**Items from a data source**
— start —
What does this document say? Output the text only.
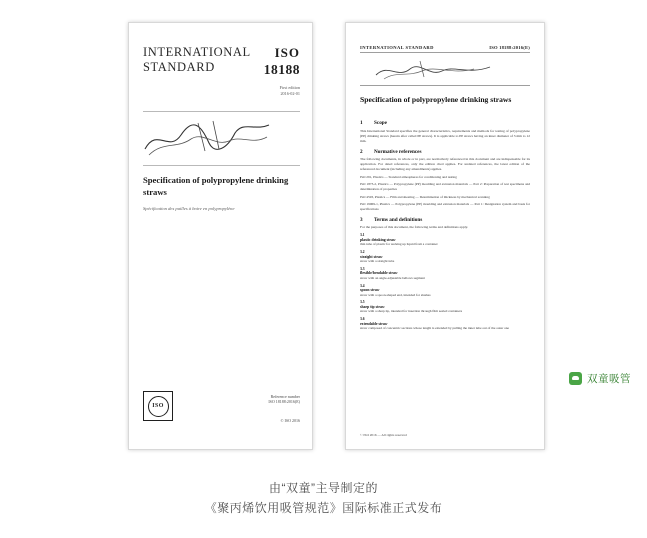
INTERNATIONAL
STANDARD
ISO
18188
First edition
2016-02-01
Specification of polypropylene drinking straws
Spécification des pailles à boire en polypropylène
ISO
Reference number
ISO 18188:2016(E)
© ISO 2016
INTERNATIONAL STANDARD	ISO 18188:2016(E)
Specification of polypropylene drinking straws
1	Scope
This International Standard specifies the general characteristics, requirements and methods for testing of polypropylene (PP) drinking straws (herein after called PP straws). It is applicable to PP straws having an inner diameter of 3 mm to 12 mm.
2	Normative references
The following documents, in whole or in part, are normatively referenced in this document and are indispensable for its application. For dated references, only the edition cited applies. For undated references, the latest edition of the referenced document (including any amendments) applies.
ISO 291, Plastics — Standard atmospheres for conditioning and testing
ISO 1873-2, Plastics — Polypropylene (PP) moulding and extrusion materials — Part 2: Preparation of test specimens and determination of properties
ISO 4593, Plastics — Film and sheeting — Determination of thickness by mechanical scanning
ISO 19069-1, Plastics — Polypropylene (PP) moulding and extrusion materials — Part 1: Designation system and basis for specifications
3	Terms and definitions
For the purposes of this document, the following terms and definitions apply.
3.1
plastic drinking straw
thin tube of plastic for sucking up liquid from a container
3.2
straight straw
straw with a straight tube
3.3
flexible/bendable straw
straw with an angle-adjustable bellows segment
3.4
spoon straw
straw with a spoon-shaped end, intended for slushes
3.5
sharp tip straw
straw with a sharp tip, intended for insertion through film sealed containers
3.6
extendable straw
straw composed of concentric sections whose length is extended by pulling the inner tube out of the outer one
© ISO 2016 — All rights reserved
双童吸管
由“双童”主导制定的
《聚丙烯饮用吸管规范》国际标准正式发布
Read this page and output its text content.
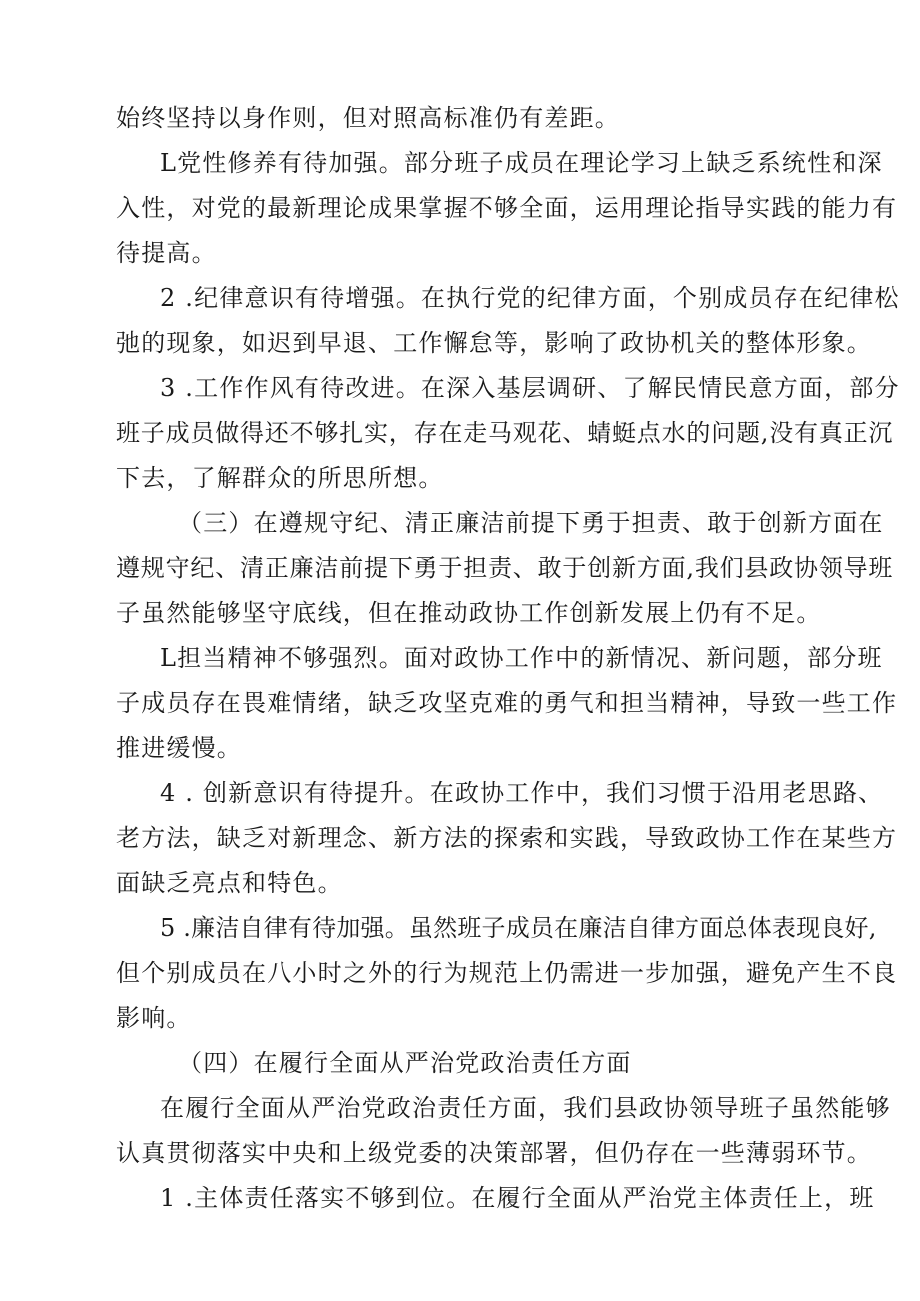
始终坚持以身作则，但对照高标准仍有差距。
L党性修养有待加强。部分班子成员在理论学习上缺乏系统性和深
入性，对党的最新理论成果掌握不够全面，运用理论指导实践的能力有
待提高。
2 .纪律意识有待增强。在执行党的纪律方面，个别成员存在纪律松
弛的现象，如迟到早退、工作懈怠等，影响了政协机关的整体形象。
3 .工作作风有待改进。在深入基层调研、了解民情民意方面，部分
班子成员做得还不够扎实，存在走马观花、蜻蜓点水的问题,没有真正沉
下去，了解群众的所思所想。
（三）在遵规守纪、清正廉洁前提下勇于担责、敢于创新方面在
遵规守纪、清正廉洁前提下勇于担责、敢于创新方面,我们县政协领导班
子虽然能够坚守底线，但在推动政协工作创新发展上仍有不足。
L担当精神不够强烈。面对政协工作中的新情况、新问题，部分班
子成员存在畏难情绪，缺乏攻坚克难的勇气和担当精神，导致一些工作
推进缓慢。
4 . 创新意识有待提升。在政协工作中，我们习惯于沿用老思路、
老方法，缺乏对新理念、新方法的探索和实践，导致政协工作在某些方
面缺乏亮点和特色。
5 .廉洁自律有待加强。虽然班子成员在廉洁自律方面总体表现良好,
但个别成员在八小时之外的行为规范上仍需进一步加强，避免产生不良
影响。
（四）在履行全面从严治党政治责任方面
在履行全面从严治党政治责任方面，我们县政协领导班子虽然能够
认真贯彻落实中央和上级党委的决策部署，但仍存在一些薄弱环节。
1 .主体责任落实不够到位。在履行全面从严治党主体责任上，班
— end —
**REQUIRED TASK**
Go through the data above and transcribe it in full, omitting any image.

**RESPONSE FOR THIS EXERCISE**
What does this document say? Output the text only.
INTERNATIONAL
STANDARD
ISO
18188
First edition
2016-02-01
Specification of polypropylene drinking straws
Spécification des pailles à boire en polypropylène
ISO
Reference number
ISO 18188:2016(E)
© ISO 2016
INTERNATIONAL STANDARD	ISO 18188:2016(E)
Specification of polypropylene drinking straws
1	Scope
This International Standard specifies the general characteristics, requirements and methods for testing of polypropylene (PP) drinking straws (herein after called PP straws). It is applicable to PP straws having an inner diameter of 3 mm to 12 mm.
2	Normative references
The following documents, in whole or in part, are normatively referenced in this document and are indispensable for its application. For dated references, only the edition cited applies. For undated references, the latest edition of the referenced document (including any amendments) applies.
ISO 291, Plastics — Standard atmospheres for conditioning and testing
ISO 1873-2, Plastics — Polypropylene (PP) moulding and extrusion materials — Part 2: Preparation of test specimens and determination of properties
ISO 4593, Plastics — Film and sheeting — Determination of thickness by mechanical scanning
ISO 19069-1, Plastics — Polypropylene (PP) moulding and extrusion materials — Part 1: Designation system and basis for specifications
3	Terms and definitions
For the purposes of this document, the following terms and definitions apply.
3.1
plastic drinking straw
thin tube of plastic for sucking up liquid from a container
3.2
straight straw
straw with a straight tube
3.3
flexible/bendable straw
straw with an angle-adjustable bellows segment
3.4
spoon straw
straw with a spoon-shaped end, intended for slushes
3.5
sharp tip straw
straw with a sharp tip, intended for insertion through film sealed containers
3.6
extendable straw
straw composed of concentric sections whose length is extended by pulling the inner tube out of the outer one
© ISO 2016 — All rights reserved
双童吸管
由“双童”主导制定的
《聚丙烯饮用吸管规范》国际标准正式发布
Read this page and output its text content.
始终坚持以身作则，但对照高标准仍有差距。
L党性修养有待加强。部分班子成员在理论学习上缺乏系统性和深
入性，对党的最新理论成果掌握不够全面，运用理论指导实践的能力有
待提高。
2 .纪律意识有待增强。在执行党的纪律方面，个别成员存在纪律松
弛的现象，如迟到早退、工作懈怠等，影响了政协机关的整体形象。
3 .工作作风有待改进。在深入基层调研、了解民情民意方面，部分
班子成员做得还不够扎实，存在走马观花、蜻蜓点水的问题,没有真正沉
下去，了解群众的所思所想。
（三）在遵规守纪、清正廉洁前提下勇于担责、敢于创新方面在
遵规守纪、清正廉洁前提下勇于担责、敢于创新方面,我们县政协领导班
子虽然能够坚守底线，但在推动政协工作创新发展上仍有不足。
L担当精神不够强烈。面对政协工作中的新情况、新问题，部分班
子成员存在畏难情绪，缺乏攻坚克难的勇气和担当精神，导致一些工作
推进缓慢。
4 . 创新意识有待提升。在政协工作中，我们习惯于沿用老思路、
老方法，缺乏对新理念、新方法的探索和实践，导致政协工作在某些方
面缺乏亮点和特色。
5 .廉洁自律有待加强。虽然班子成员在廉洁自律方面总体表现良好,
但个别成员在八小时之外的行为规范上仍需进一步加强，避免产生不良
影响。
（四）在履行全面从严治党政治责任方面
在履行全面从严治党政治责任方面，我们县政协领导班子虽然能够
认真贯彻落实中央和上级党委的决策部署，但仍存在一些薄弱环节。
1 .主体责任落实不够到位。在履行全面从严治党主体责任上，班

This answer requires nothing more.